• EXERCISE REQUIREMENTS: Please write out all of the data records below again, substituting "Number of downloads" for each occurrence of "Nb of downloads" and keeping everything else the same.

Data records
○ ○ ○ ○ ○ ○ ○
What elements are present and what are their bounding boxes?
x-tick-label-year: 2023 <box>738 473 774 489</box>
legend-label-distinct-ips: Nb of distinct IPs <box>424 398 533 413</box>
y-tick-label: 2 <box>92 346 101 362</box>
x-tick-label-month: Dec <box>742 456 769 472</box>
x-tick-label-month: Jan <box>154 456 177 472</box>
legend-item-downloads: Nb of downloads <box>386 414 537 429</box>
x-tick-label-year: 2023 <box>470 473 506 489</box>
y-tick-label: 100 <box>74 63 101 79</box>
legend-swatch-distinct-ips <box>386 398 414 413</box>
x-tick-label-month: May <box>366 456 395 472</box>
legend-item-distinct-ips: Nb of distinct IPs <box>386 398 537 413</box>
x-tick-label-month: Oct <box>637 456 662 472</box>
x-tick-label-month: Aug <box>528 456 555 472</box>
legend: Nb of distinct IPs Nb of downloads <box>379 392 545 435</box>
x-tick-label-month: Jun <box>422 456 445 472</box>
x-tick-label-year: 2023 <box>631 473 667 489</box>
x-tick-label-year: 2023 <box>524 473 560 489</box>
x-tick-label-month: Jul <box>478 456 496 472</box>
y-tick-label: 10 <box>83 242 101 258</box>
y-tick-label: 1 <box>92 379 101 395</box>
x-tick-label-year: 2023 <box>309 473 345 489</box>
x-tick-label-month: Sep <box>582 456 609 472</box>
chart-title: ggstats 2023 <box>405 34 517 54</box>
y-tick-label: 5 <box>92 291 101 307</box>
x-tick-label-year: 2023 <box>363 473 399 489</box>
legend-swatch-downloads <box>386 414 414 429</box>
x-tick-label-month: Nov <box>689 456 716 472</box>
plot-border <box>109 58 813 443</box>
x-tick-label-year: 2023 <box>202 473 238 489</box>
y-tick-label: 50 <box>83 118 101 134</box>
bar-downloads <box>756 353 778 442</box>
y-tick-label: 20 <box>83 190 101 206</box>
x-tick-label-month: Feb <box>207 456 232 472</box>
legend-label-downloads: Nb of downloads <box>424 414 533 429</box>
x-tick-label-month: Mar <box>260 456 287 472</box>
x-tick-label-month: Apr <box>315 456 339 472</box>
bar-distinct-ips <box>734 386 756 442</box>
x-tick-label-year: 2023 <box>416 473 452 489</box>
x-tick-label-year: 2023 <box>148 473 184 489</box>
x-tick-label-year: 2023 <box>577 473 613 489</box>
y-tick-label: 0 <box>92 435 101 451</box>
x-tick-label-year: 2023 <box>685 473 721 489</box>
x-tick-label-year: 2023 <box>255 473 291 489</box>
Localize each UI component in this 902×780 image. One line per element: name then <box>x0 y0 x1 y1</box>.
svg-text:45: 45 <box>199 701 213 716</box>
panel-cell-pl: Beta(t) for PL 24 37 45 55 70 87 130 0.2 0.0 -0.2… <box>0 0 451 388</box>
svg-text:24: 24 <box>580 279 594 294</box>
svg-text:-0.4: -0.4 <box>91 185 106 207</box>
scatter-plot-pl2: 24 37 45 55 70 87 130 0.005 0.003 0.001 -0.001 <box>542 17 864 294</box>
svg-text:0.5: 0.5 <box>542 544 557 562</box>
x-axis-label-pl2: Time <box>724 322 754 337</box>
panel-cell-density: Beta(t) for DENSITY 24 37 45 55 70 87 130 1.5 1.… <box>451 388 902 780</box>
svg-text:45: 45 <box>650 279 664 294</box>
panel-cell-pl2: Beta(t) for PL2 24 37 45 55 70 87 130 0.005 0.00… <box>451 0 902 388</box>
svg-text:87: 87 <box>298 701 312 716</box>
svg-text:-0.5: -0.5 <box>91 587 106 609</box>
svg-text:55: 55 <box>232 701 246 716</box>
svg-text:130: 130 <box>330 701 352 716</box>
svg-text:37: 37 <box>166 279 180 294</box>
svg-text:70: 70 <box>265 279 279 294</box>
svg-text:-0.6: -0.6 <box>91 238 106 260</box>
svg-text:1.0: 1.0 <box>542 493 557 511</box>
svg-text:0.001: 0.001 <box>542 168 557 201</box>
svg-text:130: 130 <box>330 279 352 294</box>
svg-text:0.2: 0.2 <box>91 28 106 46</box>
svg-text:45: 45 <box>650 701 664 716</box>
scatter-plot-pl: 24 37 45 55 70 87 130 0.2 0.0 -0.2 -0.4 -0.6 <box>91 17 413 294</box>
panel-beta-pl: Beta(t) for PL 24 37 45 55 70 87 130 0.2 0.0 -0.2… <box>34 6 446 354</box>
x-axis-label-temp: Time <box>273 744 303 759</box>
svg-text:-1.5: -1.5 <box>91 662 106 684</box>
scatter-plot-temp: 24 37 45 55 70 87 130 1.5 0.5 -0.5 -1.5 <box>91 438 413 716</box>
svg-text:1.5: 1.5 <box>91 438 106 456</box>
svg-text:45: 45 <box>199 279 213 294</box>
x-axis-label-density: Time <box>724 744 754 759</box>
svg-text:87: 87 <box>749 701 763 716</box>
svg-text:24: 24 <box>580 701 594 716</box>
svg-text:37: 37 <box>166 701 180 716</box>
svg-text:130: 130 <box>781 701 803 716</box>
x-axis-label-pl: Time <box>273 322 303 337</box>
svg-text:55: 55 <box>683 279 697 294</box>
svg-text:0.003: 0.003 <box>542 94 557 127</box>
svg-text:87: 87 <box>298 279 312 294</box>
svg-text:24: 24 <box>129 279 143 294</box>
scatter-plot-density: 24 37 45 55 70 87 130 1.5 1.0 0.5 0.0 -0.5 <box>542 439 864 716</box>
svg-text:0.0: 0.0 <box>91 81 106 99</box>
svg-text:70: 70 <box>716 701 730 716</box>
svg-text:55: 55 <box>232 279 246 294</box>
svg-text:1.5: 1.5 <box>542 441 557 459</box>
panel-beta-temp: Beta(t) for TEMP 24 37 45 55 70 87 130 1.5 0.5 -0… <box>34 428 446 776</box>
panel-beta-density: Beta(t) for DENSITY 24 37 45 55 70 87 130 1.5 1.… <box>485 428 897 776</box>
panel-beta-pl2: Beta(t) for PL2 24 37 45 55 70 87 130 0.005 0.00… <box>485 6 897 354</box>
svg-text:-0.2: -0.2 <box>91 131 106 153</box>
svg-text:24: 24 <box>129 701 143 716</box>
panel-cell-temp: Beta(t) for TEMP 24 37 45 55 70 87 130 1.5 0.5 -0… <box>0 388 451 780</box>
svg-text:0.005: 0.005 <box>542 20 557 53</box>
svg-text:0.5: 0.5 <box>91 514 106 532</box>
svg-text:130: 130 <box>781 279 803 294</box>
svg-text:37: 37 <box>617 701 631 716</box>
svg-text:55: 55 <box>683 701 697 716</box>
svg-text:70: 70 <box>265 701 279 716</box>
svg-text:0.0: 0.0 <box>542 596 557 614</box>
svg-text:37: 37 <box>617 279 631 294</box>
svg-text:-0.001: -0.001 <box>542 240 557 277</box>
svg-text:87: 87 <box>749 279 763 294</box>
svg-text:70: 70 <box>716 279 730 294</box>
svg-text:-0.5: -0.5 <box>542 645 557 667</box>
○ ○ ○ ○ ○ ○ ○
• THE ANSWER:
What elements are present and what are their bounding boxes?
x-tick-label-year: 2023 <box>738 473 774 489</box>
legend-label-distinct-ips: Nb of distinct IPs <box>424 398 533 413</box>
y-tick-label: 2 <box>92 346 101 362</box>
x-tick-label-month: Dec <box>742 456 769 472</box>
x-tick-label-month: Jan <box>154 456 177 472</box>
legend-item-downloads: Number of downloads <box>386 414 537 429</box>
x-tick-label-year: 2023 <box>470 473 506 489</box>
y-tick-label: 100 <box>74 63 101 79</box>
legend-swatch-distinct-ips <box>386 398 414 413</box>
x-tick-label-month: May <box>366 456 395 472</box>
legend-item-distinct-ips: Nb of distinct IPs <box>386 398 537 413</box>
x-tick-label-month: Oct <box>637 456 662 472</box>
x-tick-label-month: Aug <box>528 456 555 472</box>
legend: Nb of distinct IPs Number of downloads <box>379 392 545 435</box>
x-tick-label-month: Jun <box>422 456 445 472</box>
x-tick-label-year: 2023 <box>631 473 667 489</box>
x-tick-label-year: 2023 <box>524 473 560 489</box>
x-tick-label-month: Jul <box>478 456 496 472</box>
y-tick-label: 10 <box>83 242 101 258</box>
y-tick-label: 1 <box>92 379 101 395</box>
x-tick-label-year: 2023 <box>309 473 345 489</box>
x-tick-label-month: Sep <box>582 456 609 472</box>
chart-title: ggstats 2023 <box>405 34 517 54</box>
y-tick-label: 5 <box>92 291 101 307</box>
x-tick-label-year: 2023 <box>363 473 399 489</box>
legend-swatch-downloads <box>386 414 414 429</box>
x-tick-label-month: Nov <box>689 456 716 472</box>
plot-border <box>109 58 813 443</box>
x-tick-label-year: 2023 <box>202 473 238 489</box>
y-tick-label: 50 <box>83 118 101 134</box>
bar-downloads <box>756 353 778 442</box>
y-tick-label: 20 <box>83 190 101 206</box>
x-tick-label-month: Feb <box>207 456 232 472</box>
legend-label-downloads: Number of downloads <box>424 414 533 429</box>
x-tick-label-month: Mar <box>260 456 287 472</box>
x-tick-label-month: Apr <box>315 456 339 472</box>
bar-distinct-ips <box>734 386 756 442</box>
x-tick-label-year: 2023 <box>416 473 452 489</box>
x-tick-label-year: 2023 <box>148 473 184 489</box>
x-tick-label-year: 2023 <box>577 473 613 489</box>
y-tick-label: 0 <box>92 435 101 451</box>
x-tick-label-year: 2023 <box>685 473 721 489</box>
x-tick-label-year: 2023 <box>255 473 291 489</box>
Localize each UI component in this 902×780 image. One line per element: name then <box>x0 y0 x1 y1</box>.
svg-text:45: 45 <box>199 701 213 716</box>
panel-cell-pl: Beta(t) for PL 24 37 45 55 70 87 130 0.2 0.0 -0.2… <box>0 0 451 388</box>
svg-text:24: 24 <box>580 279 594 294</box>
svg-text:-0.4: -0.4 <box>91 185 106 207</box>
scatter-plot-pl2: 24 37 45 55 70 87 130 0.005 0.003 0.001 -0.001 <box>542 17 864 294</box>
svg-text:0.5: 0.5 <box>542 544 557 562</box>
x-axis-label-pl2: Time <box>724 322 754 337</box>
panel-cell-density: Beta(t) for DENSITY 24 37 45 55 70 87 130 1.5 1.… <box>451 388 902 780</box>
svg-text:45: 45 <box>650 279 664 294</box>
panel-cell-pl2: Beta(t) for PL2 24 37 45 55 70 87 130 0.005 0.00… <box>451 0 902 388</box>
svg-text:87: 87 <box>298 701 312 716</box>
svg-text:-0.5: -0.5 <box>91 587 106 609</box>
svg-text:55: 55 <box>232 701 246 716</box>
svg-text:130: 130 <box>330 701 352 716</box>
svg-text:37: 37 <box>166 279 180 294</box>
svg-text:70: 70 <box>265 279 279 294</box>
svg-text:-0.6: -0.6 <box>91 238 106 260</box>
svg-text:1.0: 1.0 <box>542 493 557 511</box>
svg-text:0.001: 0.001 <box>542 168 557 201</box>
svg-text:130: 130 <box>330 279 352 294</box>
svg-text:0.2: 0.2 <box>91 28 106 46</box>
svg-text:45: 45 <box>650 701 664 716</box>
scatter-plot-pl: 24 37 45 55 70 87 130 0.2 0.0 -0.2 -0.4 -0.6 <box>91 17 413 294</box>
panel-beta-pl: Beta(t) for PL 24 37 45 55 70 87 130 0.2 0.0 -0.2… <box>34 6 446 354</box>
x-axis-label-temp: Time <box>273 744 303 759</box>
svg-text:-1.5: -1.5 <box>91 662 106 684</box>
scatter-plot-temp: 24 37 45 55 70 87 130 1.5 0.5 -0.5 -1.5 <box>91 438 413 716</box>
svg-text:1.5: 1.5 <box>91 438 106 456</box>
svg-text:45: 45 <box>199 279 213 294</box>
x-axis-label-density: Time <box>724 744 754 759</box>
svg-text:87: 87 <box>749 701 763 716</box>
svg-text:24: 24 <box>580 701 594 716</box>
svg-text:37: 37 <box>166 701 180 716</box>
svg-text:130: 130 <box>781 701 803 716</box>
x-axis-label-pl: Time <box>273 322 303 337</box>
svg-text:55: 55 <box>683 279 697 294</box>
svg-text:0.003: 0.003 <box>542 94 557 127</box>
svg-text:87: 87 <box>298 279 312 294</box>
svg-text:24: 24 <box>129 279 143 294</box>
scatter-plot-density: 24 37 45 55 70 87 130 1.5 1.0 0.5 0.0 -0.5 <box>542 439 864 716</box>
svg-text:0.0: 0.0 <box>91 81 106 99</box>
svg-text:70: 70 <box>716 701 730 716</box>
svg-text:55: 55 <box>232 279 246 294</box>
svg-text:1.5: 1.5 <box>542 441 557 459</box>
panel-beta-temp: Beta(t) for TEMP 24 37 45 55 70 87 130 1.5 0.5 -0… <box>34 428 446 776</box>
panel-beta-density: Beta(t) for DENSITY 24 37 45 55 70 87 130 1.5 1.… <box>485 428 897 776</box>
panel-beta-pl2: Beta(t) for PL2 24 37 45 55 70 87 130 0.005 0.00… <box>485 6 897 354</box>
svg-text:-0.2: -0.2 <box>91 131 106 153</box>
svg-text:24: 24 <box>129 701 143 716</box>
panel-cell-temp: Beta(t) for TEMP 24 37 45 55 70 87 130 1.5 0.5 -0… <box>0 388 451 780</box>
svg-text:0.005: 0.005 <box>542 20 557 53</box>
svg-text:0.5: 0.5 <box>91 514 106 532</box>
svg-text:130: 130 <box>781 279 803 294</box>
svg-text:37: 37 <box>617 701 631 716</box>
svg-text:55: 55 <box>683 701 697 716</box>
svg-text:70: 70 <box>265 701 279 716</box>
svg-text:0.0: 0.0 <box>542 596 557 614</box>
svg-text:37: 37 <box>617 279 631 294</box>
svg-text:-0.001: -0.001 <box>542 240 557 277</box>
svg-text:87: 87 <box>749 279 763 294</box>
svg-text:70: 70 <box>716 279 730 294</box>
svg-text:-0.5: -0.5 <box>542 645 557 667</box>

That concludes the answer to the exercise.